When a line in the entries below contains the word "Please", copy that line.

(Beginning of Task input)

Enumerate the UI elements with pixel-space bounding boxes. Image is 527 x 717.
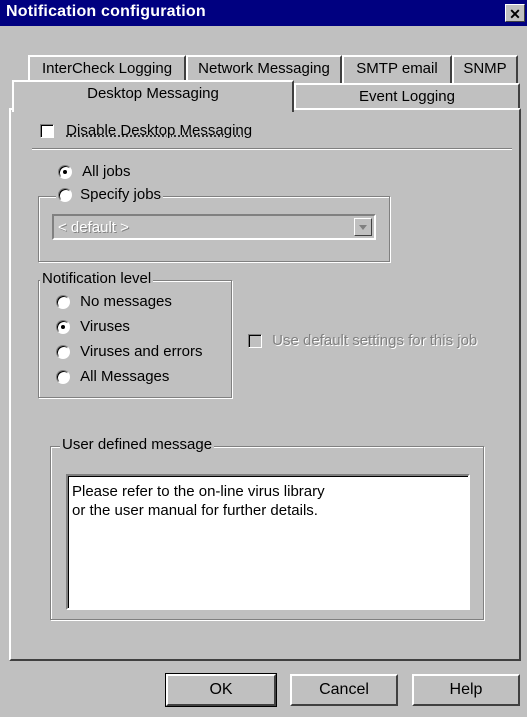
level-option-viruses-errors[interactable]: Viruses and errors	[56, 343, 202, 360]
user-message-textarea[interactable]: Please refer to the on-line virus librar…	[66, 474, 470, 610]
title-bar[interactable]: Notification configuration ✕	[0, 0, 527, 26]
window-title: Notification configuration	[6, 3, 206, 20]
disable-desktop-checkbox-row[interactable]: Disable Desktop Messaging	[40, 122, 252, 139]
level-option-all-messages[interactable]: All Messages	[56, 368, 169, 385]
all-jobs-label: All jobs	[82, 163, 131, 180]
disable-desktop-label: Disable Desktop Messaging	[66, 122, 253, 139]
help-button[interactable]: Help	[412, 674, 520, 706]
level-option-viruses[interactable]: Viruses	[56, 318, 130, 335]
disable-desktop-checkbox[interactable]	[40, 124, 54, 139]
chevron-down-icon[interactable]	[354, 218, 372, 236]
tab-label: Network Messaging	[198, 60, 330, 77]
close-icon[interactable]: ✕	[505, 4, 525, 22]
tab-label: Desktop Messaging	[87, 85, 219, 102]
tab-intercheck-logging[interactable]: InterCheck Logging	[28, 55, 186, 83]
level-label: All Messages	[80, 368, 170, 385]
message-line: Please refer to the on-line virus librar…	[72, 483, 325, 500]
tab-label: SMTP email	[356, 60, 438, 77]
tab-snmp[interactable]: SNMP	[452, 55, 518, 83]
user-message-legend: User defined message	[60, 436, 215, 453]
use-default-label: Use default settings for this job	[272, 332, 478, 349]
tab-label: Event Logging	[359, 88, 455, 105]
use-default-checkbox-row[interactable]: Use default settings for this job	[248, 332, 477, 349]
tab-label: SNMP	[463, 60, 507, 77]
tab-desktop-messaging[interactable]: Desktop Messaging	[12, 80, 294, 112]
use-default-checkbox[interactable]	[248, 334, 262, 349]
all-jobs-radio-row[interactable]: All jobs	[58, 163, 131, 180]
dialog-window: Notification configuration ✕ InterCheck …	[0, 0, 527, 717]
notification-level-legend: Notification level	[40, 270, 154, 287]
level-radio[interactable]	[56, 345, 70, 360]
tab-event-logging[interactable]: Event Logging	[294, 83, 520, 109]
level-radio[interactable]	[56, 320, 70, 335]
tab-smtp-email[interactable]: SMTP email	[342, 55, 452, 83]
level-radio[interactable]	[56, 370, 70, 385]
specify-jobs-radio[interactable]	[58, 188, 72, 203]
jobs-combo-value: < default >	[58, 219, 129, 236]
message-line: or the user manual for further details.	[72, 502, 318, 519]
cancel-button[interactable]: Cancel	[290, 674, 398, 706]
level-label: Viruses	[80, 318, 130, 335]
tab-network-messaging[interactable]: Network Messaging	[186, 55, 342, 83]
specify-jobs-radio-row[interactable]: Specify jobs	[56, 186, 164, 203]
all-jobs-radio[interactable]	[58, 165, 72, 180]
level-option-no-messages[interactable]: No messages	[56, 293, 172, 310]
ok-button[interactable]: OK	[165, 673, 277, 707]
specify-jobs-label: Specify jobs	[80, 186, 162, 203]
level-label: Viruses and errors	[80, 343, 203, 360]
separator	[32, 148, 512, 150]
level-radio[interactable]	[56, 295, 70, 310]
tab-label: InterCheck Logging	[41, 60, 173, 77]
level-label: No messages	[80, 293, 172, 310]
jobs-combo[interactable]: < default >	[52, 214, 376, 240]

(End of Task input)

#### Answer:
user-message-textarea[interactable]: Please refer to the on-line virus librar…	[66, 474, 470, 610]
message-line: Please refer to the on-line virus librar…	[72, 483, 325, 500]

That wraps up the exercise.